Recorded data:
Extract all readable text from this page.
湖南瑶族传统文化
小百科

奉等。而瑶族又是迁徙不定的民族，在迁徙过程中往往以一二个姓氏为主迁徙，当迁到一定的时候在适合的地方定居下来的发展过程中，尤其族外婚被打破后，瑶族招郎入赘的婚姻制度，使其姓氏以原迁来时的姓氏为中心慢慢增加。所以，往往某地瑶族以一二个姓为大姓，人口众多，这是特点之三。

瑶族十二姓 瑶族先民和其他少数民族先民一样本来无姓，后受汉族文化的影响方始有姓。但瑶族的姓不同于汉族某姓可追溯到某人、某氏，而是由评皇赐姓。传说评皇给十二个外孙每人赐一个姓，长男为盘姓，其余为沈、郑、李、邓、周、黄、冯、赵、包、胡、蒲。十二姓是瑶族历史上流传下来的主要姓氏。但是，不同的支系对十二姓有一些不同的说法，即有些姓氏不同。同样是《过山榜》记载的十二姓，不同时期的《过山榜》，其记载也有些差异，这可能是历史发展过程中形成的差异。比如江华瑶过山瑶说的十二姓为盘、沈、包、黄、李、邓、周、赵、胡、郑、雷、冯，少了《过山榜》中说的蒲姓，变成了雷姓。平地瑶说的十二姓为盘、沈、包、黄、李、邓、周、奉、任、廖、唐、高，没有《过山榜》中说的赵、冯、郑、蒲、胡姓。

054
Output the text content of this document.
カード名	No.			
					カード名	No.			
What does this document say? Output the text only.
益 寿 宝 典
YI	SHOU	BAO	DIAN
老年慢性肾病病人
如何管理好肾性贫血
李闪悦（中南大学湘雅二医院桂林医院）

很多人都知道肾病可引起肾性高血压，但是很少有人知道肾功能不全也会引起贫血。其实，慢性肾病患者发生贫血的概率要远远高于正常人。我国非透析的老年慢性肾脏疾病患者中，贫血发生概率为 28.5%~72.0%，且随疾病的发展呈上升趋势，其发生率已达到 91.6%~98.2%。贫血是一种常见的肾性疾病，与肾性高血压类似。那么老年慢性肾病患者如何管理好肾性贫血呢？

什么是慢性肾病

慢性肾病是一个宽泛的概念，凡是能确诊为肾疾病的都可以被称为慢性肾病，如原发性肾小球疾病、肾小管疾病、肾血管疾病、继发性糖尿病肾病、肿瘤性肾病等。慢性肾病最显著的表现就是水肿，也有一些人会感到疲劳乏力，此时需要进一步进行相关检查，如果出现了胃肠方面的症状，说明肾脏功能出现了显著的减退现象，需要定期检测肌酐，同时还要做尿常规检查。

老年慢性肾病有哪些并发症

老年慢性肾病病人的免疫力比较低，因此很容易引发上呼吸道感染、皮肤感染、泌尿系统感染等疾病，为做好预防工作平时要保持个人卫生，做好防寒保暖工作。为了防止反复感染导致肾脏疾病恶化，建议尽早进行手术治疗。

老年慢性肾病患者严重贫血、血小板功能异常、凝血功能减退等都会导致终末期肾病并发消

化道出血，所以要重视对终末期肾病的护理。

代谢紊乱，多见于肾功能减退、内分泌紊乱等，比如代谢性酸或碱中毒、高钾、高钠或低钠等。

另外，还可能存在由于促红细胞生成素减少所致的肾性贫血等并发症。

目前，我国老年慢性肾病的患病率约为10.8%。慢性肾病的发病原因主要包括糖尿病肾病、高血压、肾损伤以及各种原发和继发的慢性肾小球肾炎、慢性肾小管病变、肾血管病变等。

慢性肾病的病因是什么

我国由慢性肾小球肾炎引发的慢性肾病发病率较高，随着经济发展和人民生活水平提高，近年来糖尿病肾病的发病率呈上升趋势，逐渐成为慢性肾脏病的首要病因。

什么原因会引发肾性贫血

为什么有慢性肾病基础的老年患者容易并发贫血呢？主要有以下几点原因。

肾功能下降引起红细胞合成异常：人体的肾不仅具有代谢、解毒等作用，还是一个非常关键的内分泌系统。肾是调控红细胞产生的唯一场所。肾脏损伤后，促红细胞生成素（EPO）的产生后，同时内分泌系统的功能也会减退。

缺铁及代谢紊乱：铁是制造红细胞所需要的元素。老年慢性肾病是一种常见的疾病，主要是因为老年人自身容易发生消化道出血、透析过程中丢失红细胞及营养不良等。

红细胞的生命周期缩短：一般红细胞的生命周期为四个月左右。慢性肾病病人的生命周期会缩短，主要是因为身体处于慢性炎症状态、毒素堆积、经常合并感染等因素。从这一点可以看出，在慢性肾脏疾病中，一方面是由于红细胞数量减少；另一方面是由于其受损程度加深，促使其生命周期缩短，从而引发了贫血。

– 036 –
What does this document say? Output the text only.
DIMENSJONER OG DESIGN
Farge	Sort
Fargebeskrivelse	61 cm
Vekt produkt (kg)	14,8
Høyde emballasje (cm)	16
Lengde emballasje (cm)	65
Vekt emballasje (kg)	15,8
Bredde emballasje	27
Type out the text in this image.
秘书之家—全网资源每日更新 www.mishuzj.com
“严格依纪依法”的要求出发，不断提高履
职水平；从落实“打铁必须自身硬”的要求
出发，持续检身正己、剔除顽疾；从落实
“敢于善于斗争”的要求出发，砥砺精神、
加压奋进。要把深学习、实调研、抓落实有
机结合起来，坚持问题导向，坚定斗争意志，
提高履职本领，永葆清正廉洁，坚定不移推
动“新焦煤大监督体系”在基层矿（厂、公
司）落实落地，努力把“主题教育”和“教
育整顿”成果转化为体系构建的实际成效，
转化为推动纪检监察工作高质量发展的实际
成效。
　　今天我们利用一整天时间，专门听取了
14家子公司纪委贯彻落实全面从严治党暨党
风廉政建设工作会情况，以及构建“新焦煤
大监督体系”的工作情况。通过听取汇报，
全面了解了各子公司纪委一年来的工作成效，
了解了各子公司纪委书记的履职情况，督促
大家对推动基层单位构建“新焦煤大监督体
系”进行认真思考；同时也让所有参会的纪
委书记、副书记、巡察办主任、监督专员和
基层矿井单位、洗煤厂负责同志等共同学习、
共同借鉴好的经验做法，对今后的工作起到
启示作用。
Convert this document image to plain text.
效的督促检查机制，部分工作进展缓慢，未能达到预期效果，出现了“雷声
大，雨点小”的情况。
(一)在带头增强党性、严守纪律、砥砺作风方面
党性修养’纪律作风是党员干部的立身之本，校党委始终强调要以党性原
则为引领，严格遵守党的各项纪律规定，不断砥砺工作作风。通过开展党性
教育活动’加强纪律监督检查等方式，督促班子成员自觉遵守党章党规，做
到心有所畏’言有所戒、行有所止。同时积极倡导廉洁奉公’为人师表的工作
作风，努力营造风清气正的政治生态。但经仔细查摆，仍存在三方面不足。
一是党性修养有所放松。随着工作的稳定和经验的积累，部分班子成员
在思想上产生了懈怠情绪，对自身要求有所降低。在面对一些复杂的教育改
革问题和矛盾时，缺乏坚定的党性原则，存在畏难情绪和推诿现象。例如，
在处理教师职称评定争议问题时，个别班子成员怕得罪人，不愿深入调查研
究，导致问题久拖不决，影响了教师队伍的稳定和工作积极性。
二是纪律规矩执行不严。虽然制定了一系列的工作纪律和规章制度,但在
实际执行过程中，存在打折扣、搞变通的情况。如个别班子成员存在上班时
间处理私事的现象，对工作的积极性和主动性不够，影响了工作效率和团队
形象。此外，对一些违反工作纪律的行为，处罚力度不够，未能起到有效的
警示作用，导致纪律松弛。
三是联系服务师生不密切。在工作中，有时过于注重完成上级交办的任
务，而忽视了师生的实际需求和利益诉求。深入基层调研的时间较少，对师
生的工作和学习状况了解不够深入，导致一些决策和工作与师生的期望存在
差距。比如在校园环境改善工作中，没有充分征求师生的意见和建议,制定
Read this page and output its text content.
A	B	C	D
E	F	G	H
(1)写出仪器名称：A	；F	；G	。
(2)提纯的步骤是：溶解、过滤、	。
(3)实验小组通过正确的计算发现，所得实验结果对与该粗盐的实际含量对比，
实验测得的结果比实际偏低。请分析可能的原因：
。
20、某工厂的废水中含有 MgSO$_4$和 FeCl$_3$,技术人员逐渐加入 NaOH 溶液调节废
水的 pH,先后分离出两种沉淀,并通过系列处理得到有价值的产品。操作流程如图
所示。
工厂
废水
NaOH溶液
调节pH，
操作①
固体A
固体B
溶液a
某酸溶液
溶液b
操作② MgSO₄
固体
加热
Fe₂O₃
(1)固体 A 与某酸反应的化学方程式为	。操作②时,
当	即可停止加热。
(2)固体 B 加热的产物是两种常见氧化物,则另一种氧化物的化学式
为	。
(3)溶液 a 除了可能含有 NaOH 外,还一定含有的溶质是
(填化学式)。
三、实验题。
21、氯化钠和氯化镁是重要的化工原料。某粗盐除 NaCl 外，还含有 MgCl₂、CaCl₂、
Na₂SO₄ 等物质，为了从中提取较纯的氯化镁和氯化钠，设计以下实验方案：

• **TASK DESCRIPTION**: Look through the listing above. Pick out each line with "image" and copy it.

• **SOLUTION**:
Type out the text in this image.
Convert this document image to plain text.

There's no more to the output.